● **Passage shown**
%%

China's Red Nobility and the Non-Rule of Law
The scandal involving Chinese Politburo Princeling Bo Xilai is shaking up the autocratic elite coaltion that runs China. Bo and his wife are accused of abusing their political position to massively enrich themselves and their family. Bo's wife is also being investigated for murdering a British expat with whom she had business dealings. Her crime was reported by a former ally of Bo, Chongqing police chief Wang Lijun, who was so afraid of retribution that he even sought protection at the U.S. consulate.
As numerous reports make clear, Bo is far from being the only member of the Red Nobility to use political power to enrich themselves. Last week, the New York Times reported on how the children of Politburo members extract wealth from businesses eager to operate in China:
For example, Wen Yunsong, the son of Prime Minister Wen Jiabao, heads a state-owned company that boasts that it will soon be Asia's largest satellite communications operator. President Hu Jintao's son, Hu Haifeng, once managed a state-controlled firm that held a monopoly on security scanners used in China's airports, shipping ports and subway stations. And in 2006, Feng Shaodong, the son-in-law of Wu Bangguo, the party's second-ranking official, helped Merrill Lynch win a deal to arrange the $22 billion public listing of the giant state-run bank I.C.B.C., in what became the world's largest initial public stock offering.

%%

● **Given request 1**
Name every relative of a senior Chinese official whom the article on China's Red Nobility identifies by name, and say how each is related to that official.
● **Given request 2**
Extend the article on China's Red Nobility and the non-rule of law, picking up after its final sentence.
The records have no connection to the article on China's Red Nobility.

(Dataset excerpt)
%%

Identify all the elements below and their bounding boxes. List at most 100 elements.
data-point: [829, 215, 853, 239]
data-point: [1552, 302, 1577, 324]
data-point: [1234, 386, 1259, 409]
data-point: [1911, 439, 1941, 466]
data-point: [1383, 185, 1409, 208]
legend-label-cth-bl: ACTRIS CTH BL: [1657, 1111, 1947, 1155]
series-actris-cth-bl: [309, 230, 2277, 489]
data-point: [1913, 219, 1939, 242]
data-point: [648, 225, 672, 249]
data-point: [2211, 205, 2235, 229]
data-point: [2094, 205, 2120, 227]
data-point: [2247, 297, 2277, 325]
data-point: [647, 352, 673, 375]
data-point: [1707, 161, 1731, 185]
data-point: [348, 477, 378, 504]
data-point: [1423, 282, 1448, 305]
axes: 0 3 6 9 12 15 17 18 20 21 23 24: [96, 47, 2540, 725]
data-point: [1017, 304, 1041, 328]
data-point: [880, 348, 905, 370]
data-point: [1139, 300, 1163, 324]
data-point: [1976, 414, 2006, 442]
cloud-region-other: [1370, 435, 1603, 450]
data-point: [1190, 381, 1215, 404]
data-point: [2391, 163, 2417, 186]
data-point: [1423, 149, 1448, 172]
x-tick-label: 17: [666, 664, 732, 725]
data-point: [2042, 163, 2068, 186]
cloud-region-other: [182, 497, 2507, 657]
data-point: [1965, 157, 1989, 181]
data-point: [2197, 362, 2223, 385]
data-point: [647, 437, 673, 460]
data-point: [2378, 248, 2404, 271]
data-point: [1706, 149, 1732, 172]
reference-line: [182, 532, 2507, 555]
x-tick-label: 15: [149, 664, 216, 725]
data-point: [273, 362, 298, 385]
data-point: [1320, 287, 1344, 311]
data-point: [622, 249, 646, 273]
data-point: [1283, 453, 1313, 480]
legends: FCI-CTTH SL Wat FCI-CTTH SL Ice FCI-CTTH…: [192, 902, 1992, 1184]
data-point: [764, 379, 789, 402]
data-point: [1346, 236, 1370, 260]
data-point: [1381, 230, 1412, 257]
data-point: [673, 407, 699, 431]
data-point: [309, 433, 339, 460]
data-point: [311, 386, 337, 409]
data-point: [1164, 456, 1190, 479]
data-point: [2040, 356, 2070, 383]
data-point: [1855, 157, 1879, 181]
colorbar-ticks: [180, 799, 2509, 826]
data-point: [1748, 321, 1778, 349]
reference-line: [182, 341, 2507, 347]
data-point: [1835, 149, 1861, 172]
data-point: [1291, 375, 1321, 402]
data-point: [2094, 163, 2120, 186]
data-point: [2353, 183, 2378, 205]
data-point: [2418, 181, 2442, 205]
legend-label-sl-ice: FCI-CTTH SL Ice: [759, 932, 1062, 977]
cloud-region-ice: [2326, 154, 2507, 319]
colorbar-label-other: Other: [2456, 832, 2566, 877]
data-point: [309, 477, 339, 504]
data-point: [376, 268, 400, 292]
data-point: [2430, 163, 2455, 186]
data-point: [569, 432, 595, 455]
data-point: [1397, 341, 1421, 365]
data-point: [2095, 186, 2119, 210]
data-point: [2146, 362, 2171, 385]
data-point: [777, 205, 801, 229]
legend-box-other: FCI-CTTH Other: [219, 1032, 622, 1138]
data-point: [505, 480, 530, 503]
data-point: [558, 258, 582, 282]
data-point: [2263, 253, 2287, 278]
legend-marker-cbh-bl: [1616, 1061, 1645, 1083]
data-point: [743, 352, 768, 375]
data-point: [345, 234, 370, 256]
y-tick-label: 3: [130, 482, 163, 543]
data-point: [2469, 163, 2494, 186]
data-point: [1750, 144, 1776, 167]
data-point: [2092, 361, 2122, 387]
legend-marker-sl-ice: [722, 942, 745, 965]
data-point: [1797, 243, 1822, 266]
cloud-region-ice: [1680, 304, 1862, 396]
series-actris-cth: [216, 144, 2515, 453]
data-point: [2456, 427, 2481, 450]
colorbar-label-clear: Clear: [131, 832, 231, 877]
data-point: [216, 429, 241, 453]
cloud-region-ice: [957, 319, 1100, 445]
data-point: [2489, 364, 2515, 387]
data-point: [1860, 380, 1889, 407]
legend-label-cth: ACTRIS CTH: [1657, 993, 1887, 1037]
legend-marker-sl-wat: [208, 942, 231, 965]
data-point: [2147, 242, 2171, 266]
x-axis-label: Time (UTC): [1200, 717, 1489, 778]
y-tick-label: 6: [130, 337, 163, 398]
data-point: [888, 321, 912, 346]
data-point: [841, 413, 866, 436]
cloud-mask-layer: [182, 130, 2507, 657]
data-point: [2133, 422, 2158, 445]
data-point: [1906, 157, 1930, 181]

%%

● **Output 1**
Wen Yunsong, son of Prime Minister Wen Jiabao
Hu Haifeng, son of President Hu Jintao
Feng Shaodong, son-in-law of Wu Bangguo

● **Output 2**
Much of the income earned by families of senior leaders may be entirely legal. But it is all but impossible to distinguish between legitimate and ill-gotten gains because there is no public disclosure of the wealth of officials and their relatives. Conflict-of-interest laws are weak or nonexistent. And the business dealings of the political elite are heavily censored in the state-controlled news media.
The spoils system, for all the efforts to keep a lid on it, poses a fundamental challenge to the legitimacy of the Communist Party. As the state's business has become increasingly intertwined with a class of families sometimes called the Red Nobility, analysts say the potential exists for a backlash against an increasingly entrenched elite. They also point to the risk that national policies may be subverted by leaders and former leaders, many of whom exert influence long after their retirement, acting to protect their own interests….
"This is one of the most difficult challenges China faces," said Mr. [Minxin] Pei, [an expert on China's leadership and professor of government at Claremont McKenna College in California]. "Whenever they want to implement reform, their children might say, 'Dad, what about my business?' "
There are also growing concerns that a culture of nepotism and privilege nurtured at the top of the system has flowed downward, permeating bureaucracies at every level of government in China. "After a while you realize, wow, there are actually a lot of princelings out there," said Victor Shih, a China scholar at Northwestern University near Chicago, using the label commonly slapped on descendants of party leaders. "You've got the children of current officials, the children of previous officials, the children of local officials, central officials, military officers, police officials.We're talking about hundreds of thousands of people out there — all trying to use their connections to make money."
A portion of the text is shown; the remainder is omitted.